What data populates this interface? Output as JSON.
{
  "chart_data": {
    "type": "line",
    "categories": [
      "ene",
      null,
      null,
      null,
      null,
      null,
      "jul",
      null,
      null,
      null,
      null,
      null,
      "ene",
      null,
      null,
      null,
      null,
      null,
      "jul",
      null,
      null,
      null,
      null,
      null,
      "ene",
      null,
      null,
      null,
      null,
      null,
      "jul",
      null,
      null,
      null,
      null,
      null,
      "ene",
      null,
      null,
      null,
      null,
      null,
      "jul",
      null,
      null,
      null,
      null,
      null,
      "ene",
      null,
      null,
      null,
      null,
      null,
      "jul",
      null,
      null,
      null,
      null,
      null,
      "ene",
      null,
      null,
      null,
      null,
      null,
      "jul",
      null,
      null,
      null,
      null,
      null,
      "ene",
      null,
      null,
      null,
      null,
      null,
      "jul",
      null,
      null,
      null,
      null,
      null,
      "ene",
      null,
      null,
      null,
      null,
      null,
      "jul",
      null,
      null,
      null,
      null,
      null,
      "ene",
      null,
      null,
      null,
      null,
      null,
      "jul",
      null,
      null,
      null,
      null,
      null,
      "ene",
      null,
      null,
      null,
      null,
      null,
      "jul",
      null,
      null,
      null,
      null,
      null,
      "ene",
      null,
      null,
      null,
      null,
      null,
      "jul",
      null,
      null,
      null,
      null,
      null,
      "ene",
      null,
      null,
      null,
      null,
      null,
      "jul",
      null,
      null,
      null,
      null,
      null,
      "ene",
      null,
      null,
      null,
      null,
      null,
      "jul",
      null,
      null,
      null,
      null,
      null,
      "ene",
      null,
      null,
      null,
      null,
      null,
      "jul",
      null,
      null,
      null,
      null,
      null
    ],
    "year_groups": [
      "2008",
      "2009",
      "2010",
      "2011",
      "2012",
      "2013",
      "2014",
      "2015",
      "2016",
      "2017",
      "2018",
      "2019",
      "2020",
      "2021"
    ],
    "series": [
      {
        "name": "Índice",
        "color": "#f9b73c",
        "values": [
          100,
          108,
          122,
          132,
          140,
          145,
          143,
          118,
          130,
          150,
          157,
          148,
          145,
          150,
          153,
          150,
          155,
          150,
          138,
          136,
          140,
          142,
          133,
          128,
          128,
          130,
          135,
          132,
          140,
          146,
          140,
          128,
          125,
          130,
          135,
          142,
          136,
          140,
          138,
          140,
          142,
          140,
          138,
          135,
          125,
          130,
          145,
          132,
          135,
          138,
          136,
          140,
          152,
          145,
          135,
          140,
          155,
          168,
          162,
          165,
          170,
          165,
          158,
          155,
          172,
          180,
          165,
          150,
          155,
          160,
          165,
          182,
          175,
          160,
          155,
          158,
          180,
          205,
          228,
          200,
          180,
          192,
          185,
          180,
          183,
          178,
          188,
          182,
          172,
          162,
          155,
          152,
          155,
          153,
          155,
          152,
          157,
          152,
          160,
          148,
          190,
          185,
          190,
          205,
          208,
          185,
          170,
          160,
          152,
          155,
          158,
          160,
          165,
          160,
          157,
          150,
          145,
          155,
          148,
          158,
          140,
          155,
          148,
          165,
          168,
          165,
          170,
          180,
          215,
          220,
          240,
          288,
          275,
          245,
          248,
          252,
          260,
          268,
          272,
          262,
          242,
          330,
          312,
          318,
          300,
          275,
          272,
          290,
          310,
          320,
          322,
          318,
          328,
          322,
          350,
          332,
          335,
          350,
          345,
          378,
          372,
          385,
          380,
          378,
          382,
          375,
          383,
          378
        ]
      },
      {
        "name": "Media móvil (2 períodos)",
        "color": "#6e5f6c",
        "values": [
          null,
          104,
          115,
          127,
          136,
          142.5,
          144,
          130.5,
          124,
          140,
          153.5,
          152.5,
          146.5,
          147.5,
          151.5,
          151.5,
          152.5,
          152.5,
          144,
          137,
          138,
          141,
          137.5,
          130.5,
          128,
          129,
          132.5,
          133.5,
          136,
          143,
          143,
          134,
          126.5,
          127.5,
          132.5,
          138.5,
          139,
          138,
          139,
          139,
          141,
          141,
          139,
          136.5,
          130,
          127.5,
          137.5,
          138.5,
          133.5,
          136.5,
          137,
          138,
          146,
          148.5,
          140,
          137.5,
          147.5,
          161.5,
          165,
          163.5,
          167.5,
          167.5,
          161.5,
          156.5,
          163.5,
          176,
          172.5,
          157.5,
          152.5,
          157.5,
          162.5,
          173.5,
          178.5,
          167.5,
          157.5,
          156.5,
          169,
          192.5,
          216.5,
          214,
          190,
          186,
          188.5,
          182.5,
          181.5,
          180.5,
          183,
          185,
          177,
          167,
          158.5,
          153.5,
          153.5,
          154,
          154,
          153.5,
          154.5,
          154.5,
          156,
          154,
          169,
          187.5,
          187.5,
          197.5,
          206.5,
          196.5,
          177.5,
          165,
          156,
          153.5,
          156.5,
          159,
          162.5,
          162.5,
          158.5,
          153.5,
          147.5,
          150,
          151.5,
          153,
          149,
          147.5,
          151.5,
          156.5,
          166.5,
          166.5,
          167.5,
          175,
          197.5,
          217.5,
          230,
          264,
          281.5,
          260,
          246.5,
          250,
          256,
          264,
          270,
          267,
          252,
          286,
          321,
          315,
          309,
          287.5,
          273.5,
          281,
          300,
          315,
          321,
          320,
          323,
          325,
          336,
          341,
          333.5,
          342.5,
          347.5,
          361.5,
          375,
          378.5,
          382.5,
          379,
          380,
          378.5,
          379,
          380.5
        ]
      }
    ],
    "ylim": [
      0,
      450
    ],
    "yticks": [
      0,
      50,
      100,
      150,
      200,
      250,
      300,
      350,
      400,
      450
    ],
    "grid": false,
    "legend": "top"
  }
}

------------------------------

Every line of the data above should be copied exactly.

What data populates this interface? Output as JSON.
{
  "chart_data": {
    "type": "line",
    "categories": [
      "ene",
      null,
      null,
      null,
      null,
      null,
      "jul",
      null,
      null,
      null,
      null,
      null,
      "ene",
      null,
      null,
      null,
      null,
      null,
      "jul",
      null,
      null,
      null,
      null,
      null,
      "ene",
      null,
      null,
      null,
      null,
      null,
      "jul",
      null,
      null,
      null,
      null,
      null,
      "ene",
      null,
      null,
      null,
      null,
      null,
      "jul",
      null,
      null,
      null,
      null,
      null,
      "ene",
      null,
      null,
      null,
      null,
      null,
      "jul",
      null,
      null,
      null,
      null,
      null,
      "ene",
      null,
      null,
      null,
      null,
      null,
      "jul",
      null,
      null,
      null,
      null,
      null,
      "ene",
      null,
      null,
      null,
      null,
      null,
      "jul",
      null,
      null,
      null,
      null,
      null,
      "ene",
      null,
      null,
      null,
      null,
      null,
      "jul",
      null,
      null,
      null,
      null,
      null,
      "ene",
      null,
      null,
      null,
      null,
      null,
      "jul",
      null,
      null,
      null,
      null,
      null,
      "ene",
      null,
      null,
      null,
      null,
      null,
      "jul",
      null,
      null,
      null,
      null,
      null,
      "ene",
      null,
      null,
      null,
      null,
      null,
      "jul",
      null,
      null,
      null,
      null,
      null,
      "ene",
      null,
      null,
      null,
      null,
      null,
      "jul",
      null,
      null,
      null,
      null,
      null,
      "ene",
      null,
      null,
      null,
      null,
      null,
      "jul",
      null,
      null,
      null,
      null,
      null,
      "ene",
      null,
      null,
      null,
      null,
      null,
      "jul",
      null,
      null,
      null,
      null,
      null
    ],
    "year_groups": [
      "2008",
      "2009",
      "2010",
      "2011",
      "2012",
      "2013",
      "2014",
      "2015",
      "2016",
      "2017",
      "2018",
      "2019",
      "2020",
      "2021"
    ],
    "series": [
      {
        "name": "Índice",
        "color": "#f9b73c",
        "values": [
          100,
          108,
          122,
          132,
          140,
          145,
          143,
          118,
          130,
          150,
          157,
          148,
          145,
          150,
          153,
          150,
          155,
          150,
          138,
          136,
          140,
          142,
          133,
          128,
          128,
          130,
          135,
          132,
          140,
          146,
          140,
          128,
          125,
          130,
          135,
          142,
          136,
          140,
          138,
          140,
          142,
          140,
          138,
          135,
          125,
          130,
          145,
          132,
          135,
          138,
          136,
          140,
          152,
          145,
          135,
          140,
          155,
          168,
          162,
          165,
          170,
          165,
          158,
          155,
          172,
          180,
          165,
          150,
          155,
          160,
          165,
          182,
          175,
          160,
          155,
          158,
          180,
          205,
          228,
          200,
          180,
          192,
          185,
          180,
          183,
          178,
          188,
          182,
          172,
          162,
          155,
          152,
          155,
          153,
          155,
          152,
          157,
          152,
          160,
          148,
          190,
          185,
          190,
          205,
          208,
          185,
          170,
          160,
          152,
          155,
          158,
          160,
          165,
          160,
          157,
          150,
          145,
          155,
          148,
          158,
          140,
          155,
          148,
          165,
          168,
          165,
          170,
          180,
          215,
          220,
          240,
          288,
          275,
          245,
          248,
          252,
          260,
          268,
          272,
          262,
          242,
          330,
          312,
          318,
          300,
          275,
          272,
          290,
          310,
          320,
          322,
          318,
          328,
          322,
          350,
          332,
          335,
          350,
          345,
          378,
          372,
          385,
          380,
          378,
          382,
          375,
          383,
          378
        ]
      },
      {
        "name": "Media móvil (2 períodos)",
        "color": "#6e5f6c",
        "values": [
          null,
          104,
          115,
          127,
          136,
          142.5,
          144,
          130.5,
          124,
          140,
          153.5,
          152.5,
          146.5,
          147.5,
          151.5,
          151.5,
          152.5,
          152.5,
          144,
          137,
          138,
          141,
          137.5,
          130.5,
          128,
          129,
          132.5,
          133.5,
          136,
          143,
          143,
          134,
          126.5,
          127.5,
          132.5,
          138.5,
          139,
          138,
          139,
          139,
          141,
          141,
          139,
          136.5,
          130,
          127.5,
          137.5,
          138.5,
          133.5,
          136.5,
          137,
          138,
          146,
          148.5,
          140,
          137.5,
          147.5,
          161.5,
          165,
          163.5,
          167.5,
          167.5,
          161.5,
          156.5,
          163.5,
          176,
          172.5,
          157.5,
          152.5,
          157.5,
          162.5,
          173.5,
          178.5,
          167.5,
          157.5,
          156.5,
          169,
          192.5,
          216.5,
          214,
          190,
          186,
          188.5,
          182.5,
          181.5,
          180.5,
          183,
          185,
          177,
          167,
          158.5,
          153.5,
          153.5,
          154,
          154,
          153.5,
          154.5,
          154.5,
          156,
          154,
          169,
          187.5,
          187.5,
          197.5,
          206.5,
          196.5,
          177.5,
          165,
          156,
          153.5,
          156.5,
          159,
          162.5,
          162.5,
          158.5,
          153.5,
          147.5,
          150,
          151.5,
          153,
          149,
          147.5,
          151.5,
          156.5,
          166.5,
          166.5,
          167.5,
          175,
          197.5,
          217.5,
          230,
          264,
          281.5,
          260,
          246.5,
          250,
          256,
          264,
          270,
          267,
          252,
          286,
          321,
          315,
          309,
          287.5,
          273.5,
          281,
          300,
          315,
          321,
          320,
          323,
          325,
          336,
          341,
          333.5,
          342.5,
          347.5,
          361.5,
          375,
          378.5,
          382.5,
          379,
          380,
          378.5,
          379,
          380.5
        ]
      }
    ],
    "ylim": [
      0,
      450
    ],
    "yticks": [
      0,
      50,
      100,
      150,
      200,
      250,
      300,
      350,
      400,
      450
    ],
    "grid": false,
    "legend": "top"
  }
}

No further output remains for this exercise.